— BEGIN Listing —

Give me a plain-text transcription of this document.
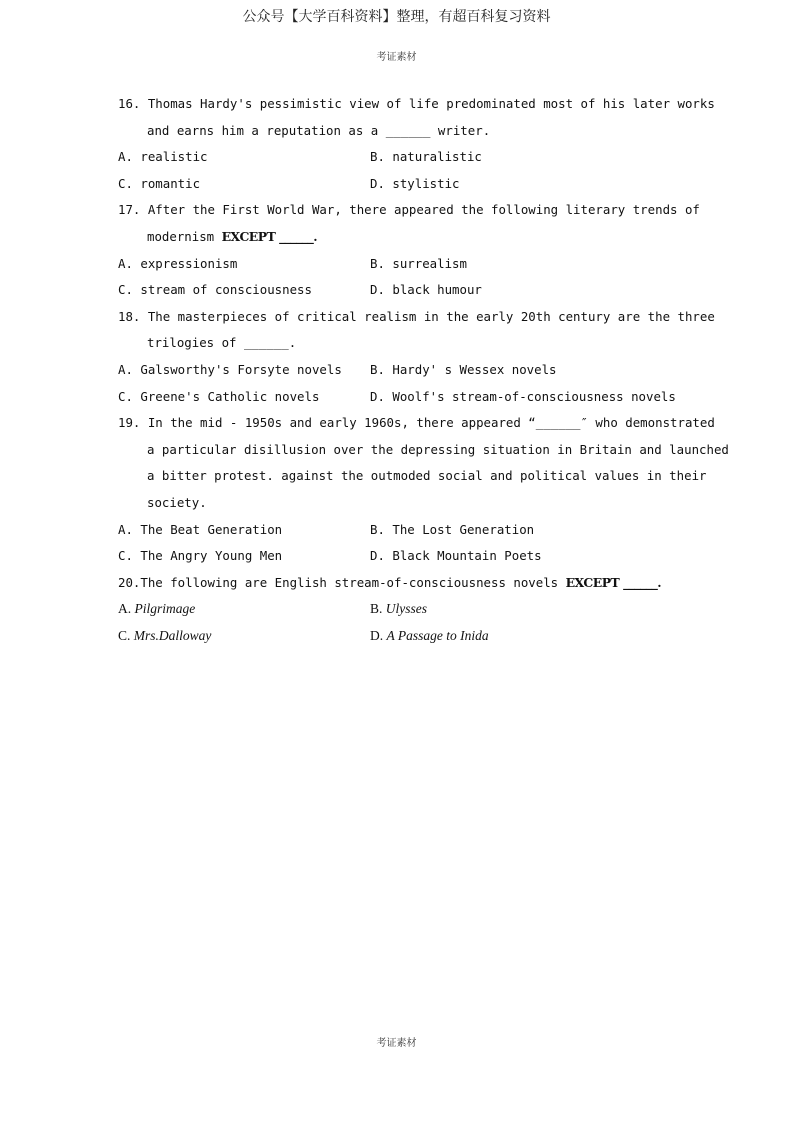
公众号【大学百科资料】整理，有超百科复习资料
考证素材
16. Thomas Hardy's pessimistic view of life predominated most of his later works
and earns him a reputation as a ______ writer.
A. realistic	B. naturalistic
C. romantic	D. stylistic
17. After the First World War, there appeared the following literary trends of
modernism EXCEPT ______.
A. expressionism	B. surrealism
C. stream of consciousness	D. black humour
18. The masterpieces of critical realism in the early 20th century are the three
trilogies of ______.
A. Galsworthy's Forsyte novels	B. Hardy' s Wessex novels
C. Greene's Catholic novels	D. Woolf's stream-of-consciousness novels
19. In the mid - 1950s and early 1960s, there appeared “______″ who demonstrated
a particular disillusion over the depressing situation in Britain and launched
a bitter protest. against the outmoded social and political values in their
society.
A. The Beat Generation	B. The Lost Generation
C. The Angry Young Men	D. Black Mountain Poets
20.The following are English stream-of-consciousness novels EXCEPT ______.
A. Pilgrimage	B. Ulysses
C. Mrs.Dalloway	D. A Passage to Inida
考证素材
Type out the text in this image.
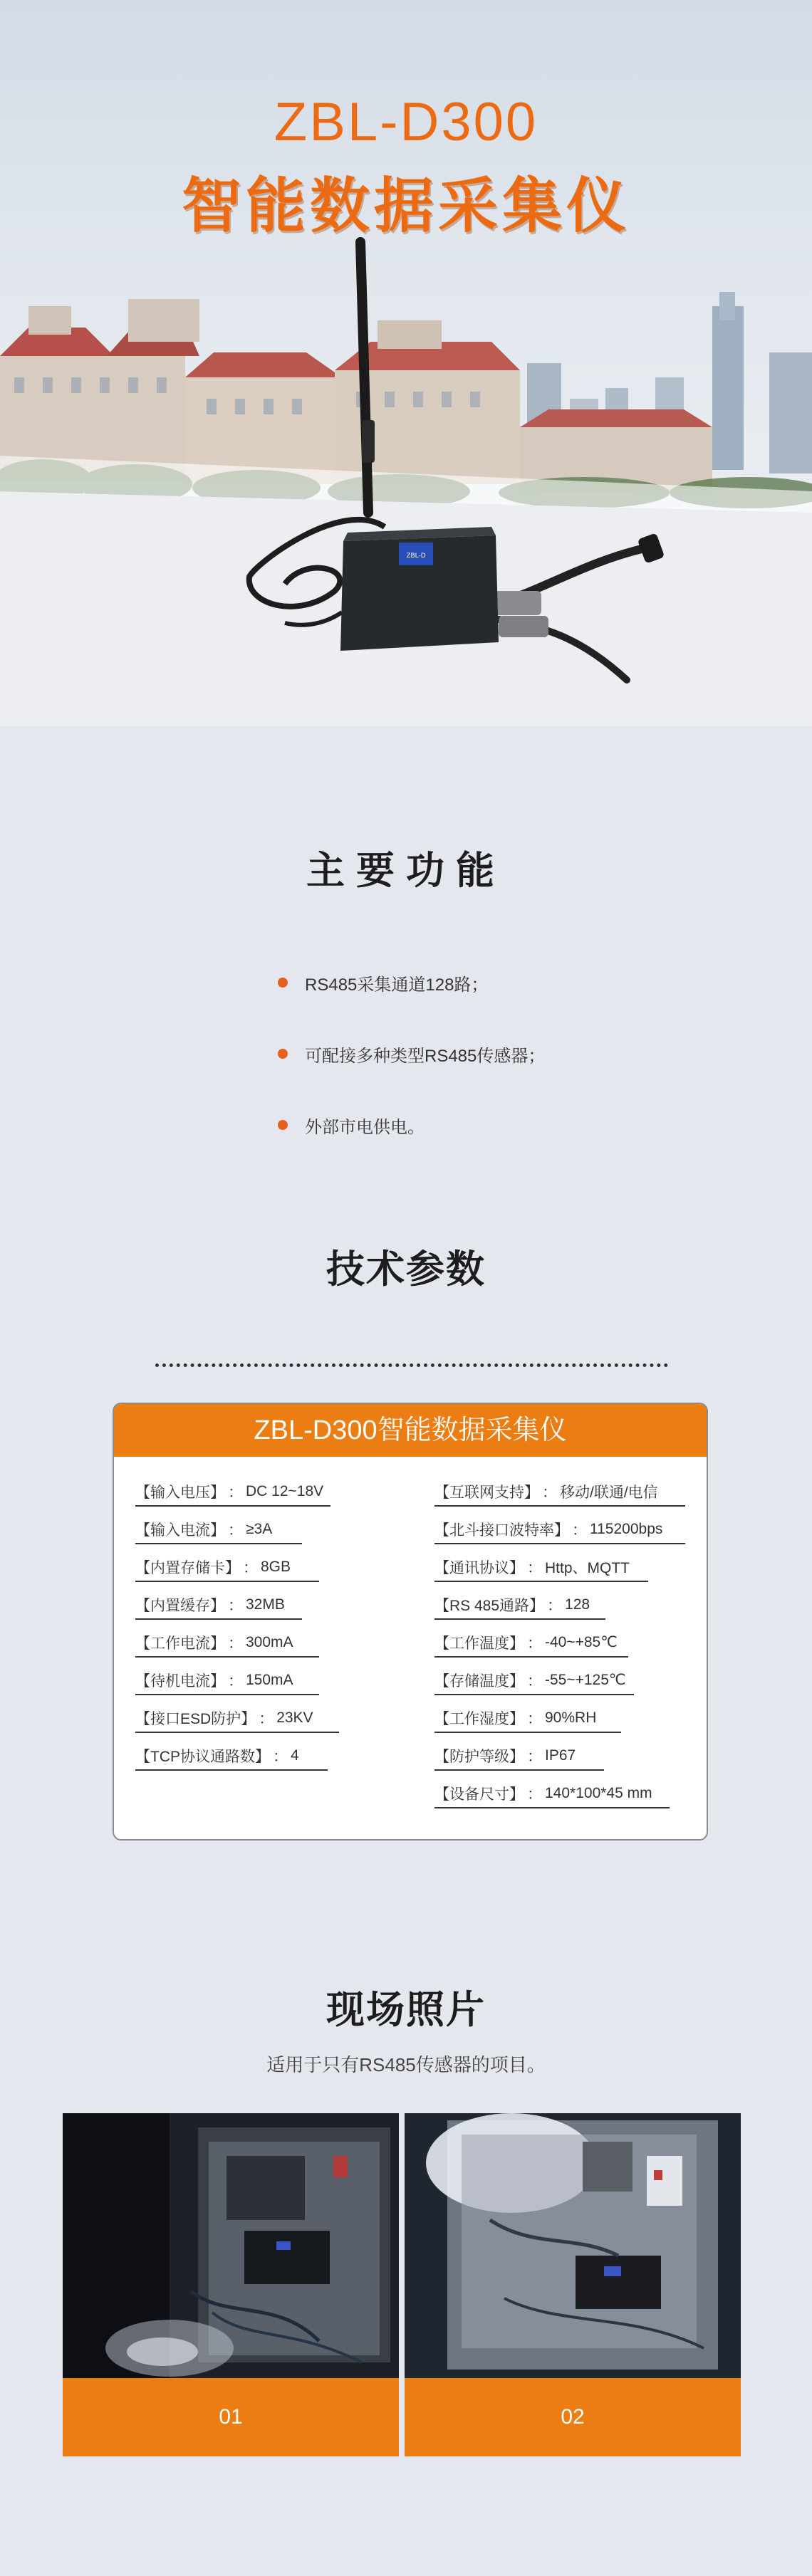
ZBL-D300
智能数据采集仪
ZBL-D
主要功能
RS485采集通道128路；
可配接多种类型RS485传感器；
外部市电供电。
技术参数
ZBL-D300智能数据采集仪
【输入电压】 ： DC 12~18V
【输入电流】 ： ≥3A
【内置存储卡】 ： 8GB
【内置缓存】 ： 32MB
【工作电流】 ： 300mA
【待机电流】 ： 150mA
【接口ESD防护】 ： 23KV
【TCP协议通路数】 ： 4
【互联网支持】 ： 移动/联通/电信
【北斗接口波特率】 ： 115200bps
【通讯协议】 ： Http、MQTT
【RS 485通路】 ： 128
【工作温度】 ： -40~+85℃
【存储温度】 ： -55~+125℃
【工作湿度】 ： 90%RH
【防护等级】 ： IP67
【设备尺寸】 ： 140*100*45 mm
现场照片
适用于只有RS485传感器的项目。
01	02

— END Listing —

• Written exercise
Transcribe the whole listing exactly. Pictures are excluded.

• Result
Give me a plain-text transcription of this document.
公众号【大学百科资料】整理，有超百科复习资料
考证素材
16. Thomas Hardy's pessimistic view of life predominated most of his later works
and earns him a reputation as a ______ writer.
A. realistic	B. naturalistic
C. romantic	D. stylistic
17. After the First World War, there appeared the following literary trends of
modernism EXCEPT ______.
A. expressionism	B. surrealism
C. stream of consciousness	D. black humour
18. The masterpieces of critical realism in the early 20th century are the three
trilogies of ______.
A. Galsworthy's Forsyte novels	B. Hardy' s Wessex novels
C. Greene's Catholic novels	D. Woolf's stream-of-consciousness novels
19. In the mid - 1950s and early 1960s, there appeared “______″ who demonstrated
a particular disillusion over the depressing situation in Britain and launched
a bitter protest. against the outmoded social and political values in their
society.
A. The Beat Generation	B. The Lost Generation
C. The Angry Young Men	D. Black Mountain Poets
20.The following are English stream-of-consciousness novels EXCEPT ______.
A. Pilgrimage	B. Ulysses
C. Mrs.Dalloway	D. A Passage to Inida
考证素材
Type out the text in this image.
ZBL-D300
智能数据采集仪
ZBL-D
主要功能
RS485采集通道128路；
可配接多种类型RS485传感器；
外部市电供电。
技术参数
ZBL-D300智能数据采集仪
【输入电压】 ： DC 12~18V
【输入电流】 ： ≥3A
【内置存储卡】 ： 8GB
【内置缓存】 ： 32MB
【工作电流】 ： 300mA
【待机电流】 ： 150mA
【接口ESD防护】 ： 23KV
【TCP协议通路数】 ： 4
【互联网支持】 ： 移动/联通/电信
【北斗接口波特率】 ： 115200bps
【通讯协议】 ： Http、MQTT
【RS 485通路】 ： 128
【工作温度】 ： -40~+85℃
【存储温度】 ： -55~+125℃
【工作湿度】 ： 90%RH
【防护等级】 ： IP67
【设备尺寸】 ： 140*100*45 mm
现场照片
适用于只有RS485传感器的项目。
01	02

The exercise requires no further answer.